# PROVIDED RECORDS start

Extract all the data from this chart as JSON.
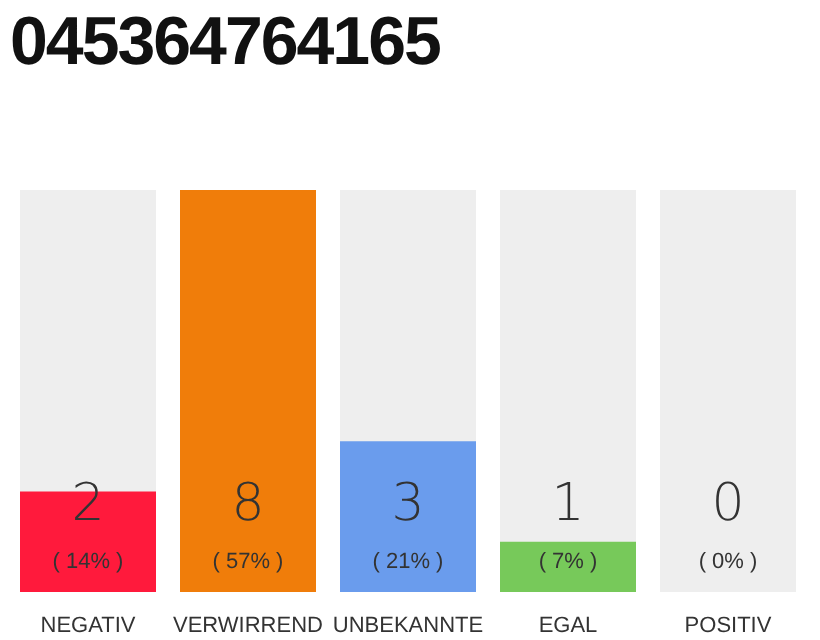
{
  "chart_data": {
    "type": "bar",
    "title": "045364764165",
    "categories": [
      "NEGATIV",
      "VERWIRREND",
      "UNBEKANNTE",
      "EGAL",
      "POSITIV"
    ],
    "values": [
      2,
      8,
      3,
      1,
      0
    ],
    "colors": [
      "#ff1a3c",
      "#f07d0a",
      "#6a9ced",
      "#77c95a",
      "#c8c8c8"
    ],
    "ylim": [
      0,
      8
    ],
    "bands": [
      {
        "axis": "x",
        "from": "NEGATIV",
        "to": "NEGATIV",
        "color": "#eeeeee"
      },
      {
        "axis": "x",
        "from": "UNBEKANNTE",
        "to": "UNBEKANNTE",
        "color": "#eeeeee"
      },
      {
        "axis": "x",
        "from": "EGAL",
        "to": "EGAL",
        "color": "#eeeeee"
      },
      {
        "axis": "x",
        "from": "POSITIV",
        "to": "POSITIV",
        "color": "#eeeeee"
      }
    ],
    "data_labels": true,
    "annotations": [
      "( 14% )",
      "( 57% )",
      "( 21% )",
      "( 7% )",
      "( 0% )"
    ]
  }
}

# PROVIDED RECORDS end

* _PROBLEM_
Repeat the data in full and exactly. Omit pictures.

* _WRITTEN ANSWER_
Extract all the data from this chart as JSON.
{
  "chart_data": {
    "type": "bar",
    "title": "045364764165",
    "categories": [
      "NEGATIV",
      "VERWIRREND",
      "UNBEKANNTE",
      "EGAL",
      "POSITIV"
    ],
    "values": [
      2,
      8,
      3,
      1,
      0
    ],
    "colors": [
      "#ff1a3c",
      "#f07d0a",
      "#6a9ced",
      "#77c95a",
      "#c8c8c8"
    ],
    "ylim": [
      0,
      8
    ],
    "bands": [
      {
        "axis": "x",
        "from": "NEGATIV",
        "to": "NEGATIV",
        "color": "#eeeeee"
      },
      {
        "axis": "x",
        "from": "UNBEKANNTE",
        "to": "UNBEKANNTE",
        "color": "#eeeeee"
      },
      {
        "axis": "x",
        "from": "EGAL",
        "to": "EGAL",
        "color": "#eeeeee"
      },
      {
        "axis": "x",
        "from": "POSITIV",
        "to": "POSITIV",
        "color": "#eeeeee"
      }
    ],
    "data_labels": true,
    "annotations": [
      "( 14% )",
      "( 57% )",
      "( 21% )",
      "( 7% )",
      "( 0% )"
    ]
  }
}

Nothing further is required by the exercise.